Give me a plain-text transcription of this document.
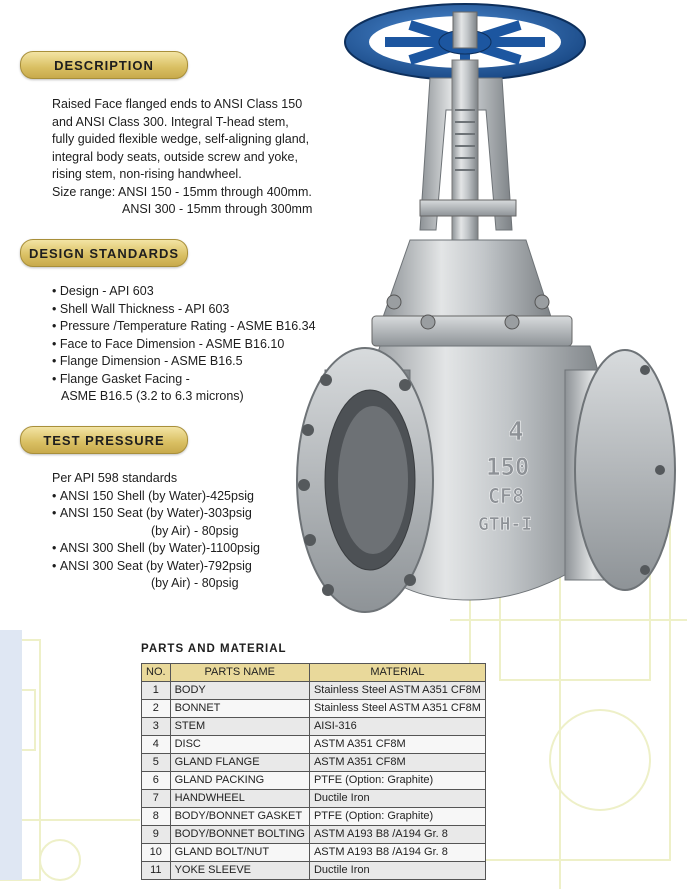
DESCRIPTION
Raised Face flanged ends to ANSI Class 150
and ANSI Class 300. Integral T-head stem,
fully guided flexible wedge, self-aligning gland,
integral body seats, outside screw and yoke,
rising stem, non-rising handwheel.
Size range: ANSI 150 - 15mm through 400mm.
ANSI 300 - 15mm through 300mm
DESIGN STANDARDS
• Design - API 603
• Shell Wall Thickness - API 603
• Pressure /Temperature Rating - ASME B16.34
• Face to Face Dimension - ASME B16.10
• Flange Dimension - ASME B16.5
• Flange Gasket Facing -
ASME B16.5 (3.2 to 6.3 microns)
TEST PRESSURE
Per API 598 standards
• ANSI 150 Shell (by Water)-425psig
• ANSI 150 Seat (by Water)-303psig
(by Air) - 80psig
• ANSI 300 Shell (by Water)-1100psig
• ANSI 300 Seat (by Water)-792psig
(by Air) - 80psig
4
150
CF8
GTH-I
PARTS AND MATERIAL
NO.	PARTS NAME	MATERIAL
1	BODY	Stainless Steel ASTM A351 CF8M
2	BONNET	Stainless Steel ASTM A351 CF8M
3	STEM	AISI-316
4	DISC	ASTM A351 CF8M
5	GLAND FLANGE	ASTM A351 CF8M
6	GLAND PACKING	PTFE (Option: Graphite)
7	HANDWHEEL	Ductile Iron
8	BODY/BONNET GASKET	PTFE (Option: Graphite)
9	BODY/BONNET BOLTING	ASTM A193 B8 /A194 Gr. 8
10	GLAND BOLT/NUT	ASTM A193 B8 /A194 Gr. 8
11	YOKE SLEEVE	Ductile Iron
* * *
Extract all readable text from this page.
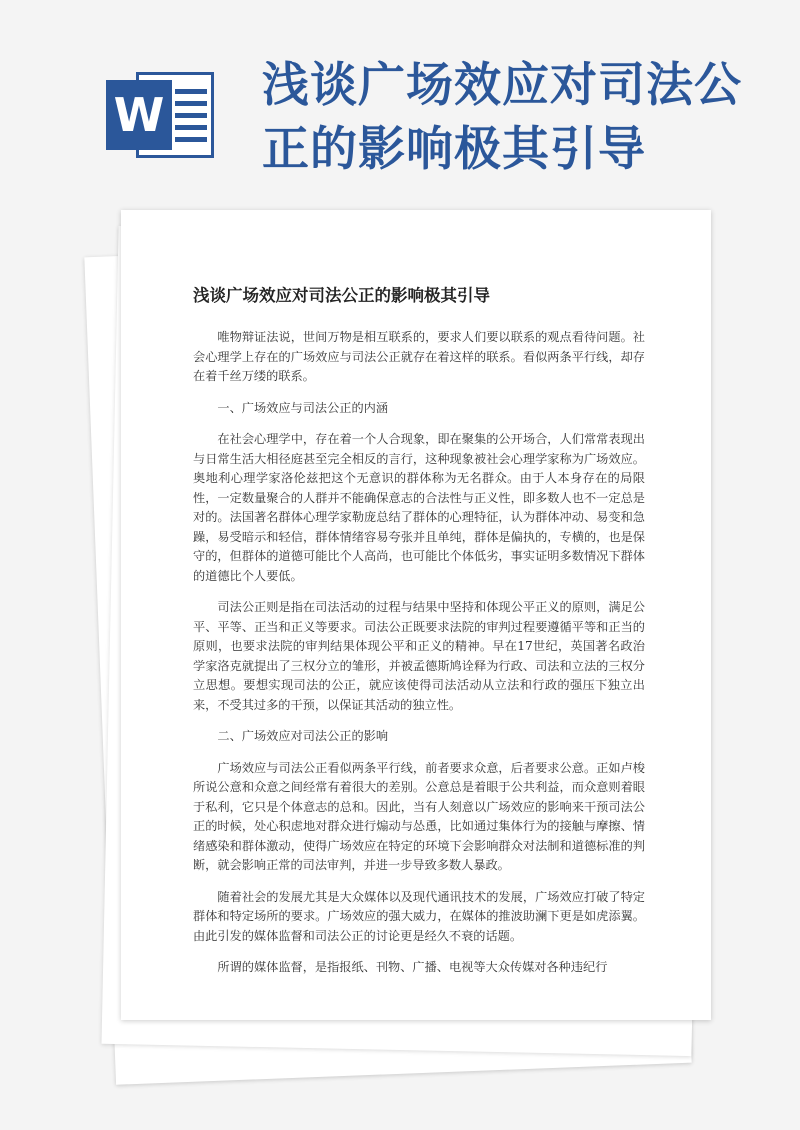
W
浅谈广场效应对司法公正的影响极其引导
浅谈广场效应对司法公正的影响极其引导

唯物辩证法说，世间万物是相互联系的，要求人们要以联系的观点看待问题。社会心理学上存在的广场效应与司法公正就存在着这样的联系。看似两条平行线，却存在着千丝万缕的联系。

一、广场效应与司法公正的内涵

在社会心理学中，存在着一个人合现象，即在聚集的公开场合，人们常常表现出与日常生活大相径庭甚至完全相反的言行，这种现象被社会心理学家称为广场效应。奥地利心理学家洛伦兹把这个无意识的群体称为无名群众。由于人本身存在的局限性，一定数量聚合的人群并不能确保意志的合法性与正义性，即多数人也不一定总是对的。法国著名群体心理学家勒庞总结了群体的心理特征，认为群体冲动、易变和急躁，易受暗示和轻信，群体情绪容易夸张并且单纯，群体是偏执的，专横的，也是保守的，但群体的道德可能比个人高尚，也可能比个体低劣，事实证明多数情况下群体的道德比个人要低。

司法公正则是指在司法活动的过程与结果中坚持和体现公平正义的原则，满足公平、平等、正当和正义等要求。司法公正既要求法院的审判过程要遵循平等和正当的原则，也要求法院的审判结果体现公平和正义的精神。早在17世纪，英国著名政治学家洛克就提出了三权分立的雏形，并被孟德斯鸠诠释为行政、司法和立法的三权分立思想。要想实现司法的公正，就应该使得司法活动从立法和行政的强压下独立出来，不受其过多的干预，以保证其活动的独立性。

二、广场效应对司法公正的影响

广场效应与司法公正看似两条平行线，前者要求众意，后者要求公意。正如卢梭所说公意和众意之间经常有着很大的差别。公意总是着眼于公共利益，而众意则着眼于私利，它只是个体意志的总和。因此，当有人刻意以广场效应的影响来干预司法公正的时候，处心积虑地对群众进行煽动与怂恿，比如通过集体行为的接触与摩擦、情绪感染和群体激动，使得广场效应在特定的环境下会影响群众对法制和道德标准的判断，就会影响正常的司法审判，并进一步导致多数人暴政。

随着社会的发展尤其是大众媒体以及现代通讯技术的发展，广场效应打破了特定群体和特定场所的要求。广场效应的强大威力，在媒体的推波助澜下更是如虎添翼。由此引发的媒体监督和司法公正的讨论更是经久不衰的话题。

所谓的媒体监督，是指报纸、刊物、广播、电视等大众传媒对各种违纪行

## Directions:
Extract every line above containing the word "Ductile".

## Result of the task:
7	HANDWHEEL	Ductile Iron
11	YOKE SLEEVE	Ductile Iron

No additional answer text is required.